Start DATA PROVIDED

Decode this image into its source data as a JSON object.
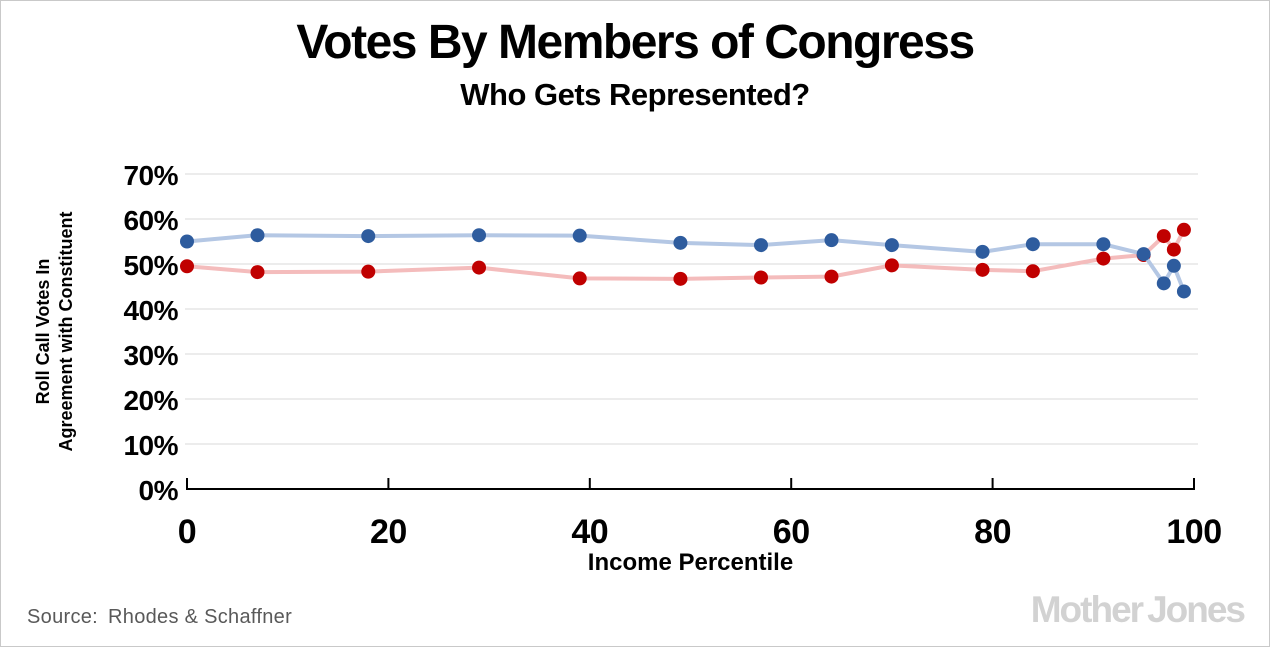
{
  "header": {
    "title": "Votes By Members of Congress",
    "subtitle": "Who Gets Represented?"
  },
  "footer": {
    "source_label": "Source:",
    "source_text": "Rhodes & Schaffner",
    "logo_part1": "Mother",
    "logo_part2": "Jones"
  },
  "colors": {
    "grid": "#d9d9d9",
    "axis": "#000000",
    "source_text": "#595959",
    "logo": "#d2d2d2"
  },
  "chart_data": {
    "type": "scatter",
    "title": "Votes By Members of Congress",
    "subtitle": "Who Gets Represented?",
    "xlabel": "Income Percentile",
    "ylabel": "Roll Call Votes In Agreement with Constituent",
    "ylabel_lines": [
      "Roll Call Votes In",
      "Agreement with Constituent"
    ],
    "xlim": [
      0,
      100
    ],
    "ylim": [
      0,
      70
    ],
    "x_ticks": [
      0,
      20,
      40,
      60,
      80,
      100
    ],
    "y_ticks": [
      0,
      10,
      20,
      30,
      40,
      50,
      60,
      70
    ],
    "y_tick_suffix": "%",
    "grid": "horizontal-only",
    "legend": "none",
    "x": [
      0,
      7,
      18,
      29,
      39,
      49,
      57,
      64,
      70,
      79,
      84,
      91,
      95,
      97,
      98,
      99
    ],
    "series": [
      {
        "name": "red-series",
        "point_color": "#c00000",
        "line_color": "#f4bcbc",
        "values": [
          49.5,
          48.2,
          48.3,
          49.2,
          46.8,
          46.7,
          47.0,
          47.2,
          49.7,
          48.7,
          48.4,
          51.2,
          52.0,
          56.2,
          53.2,
          57.6
        ]
      },
      {
        "name": "blue-series",
        "point_color": "#2e5c9e",
        "line_color": "#b4c7e4",
        "values": [
          55.0,
          56.4,
          56.2,
          56.4,
          56.3,
          54.7,
          54.2,
          55.3,
          54.2,
          52.7,
          54.4,
          54.4,
          52.2,
          45.7,
          49.6,
          43.9
        ]
      }
    ]
  }
}
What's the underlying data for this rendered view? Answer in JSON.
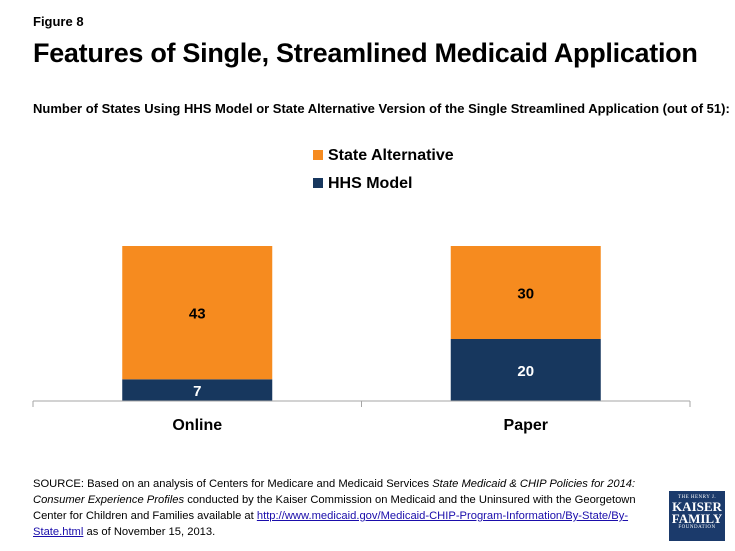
{
  "figure_label": "Figure 8",
  "title": "Features of Single, Streamlined Medicaid Application",
  "subtitle": "Number of States Using HHS Model or State Alternative Version of the Single Streamlined Application (out of 51):",
  "colors": {
    "state_alternative": "#f68b1f",
    "hhs_model": "#17375e",
    "axis": "#a6a6a6"
  },
  "chart_data": {
    "type": "bar",
    "stacked": true,
    "categories": [
      "Online",
      "Paper"
    ],
    "series": [
      {
        "name": "HHS Model",
        "values": [
          7,
          20
        ],
        "color": "#17375e"
      },
      {
        "name": "State Alternative",
        "values": [
          43,
          30
        ],
        "color": "#f68b1f"
      }
    ],
    "legend": [
      "State Alternative",
      "HHS Model"
    ],
    "ylim": [
      0,
      50
    ],
    "xlabel": "",
    "ylabel": ""
  },
  "source": {
    "prefix": "SOURCE: Based on an analysis of Centers for Medicare and Medicaid Services ",
    "italic": "State Medicaid & CHIP Policies for 2014: Consumer Experience Profiles",
    "middle": " conducted by the Kaiser Commission on Medicaid and the Uninsured with the Georgetown Center for Children and Families available at ",
    "link": "http://www.medicaid.gov/Medicaid-CHIP-Program-Information/By-State/By-State.html",
    "suffix": " as of November 15, 2013."
  },
  "logo": {
    "line1": "THE HENRY J.",
    "line2": "KAISER",
    "line3": "FAMILY",
    "line4": "FOUNDATION"
  }
}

End DATA PROVIDED

Set out every line from the material that contains the string "JSON".

● WRITTEN RESPONSE
Decode this image into its source data as a JSON object.
What's the underlying data for this rendered view? Answer in JSON.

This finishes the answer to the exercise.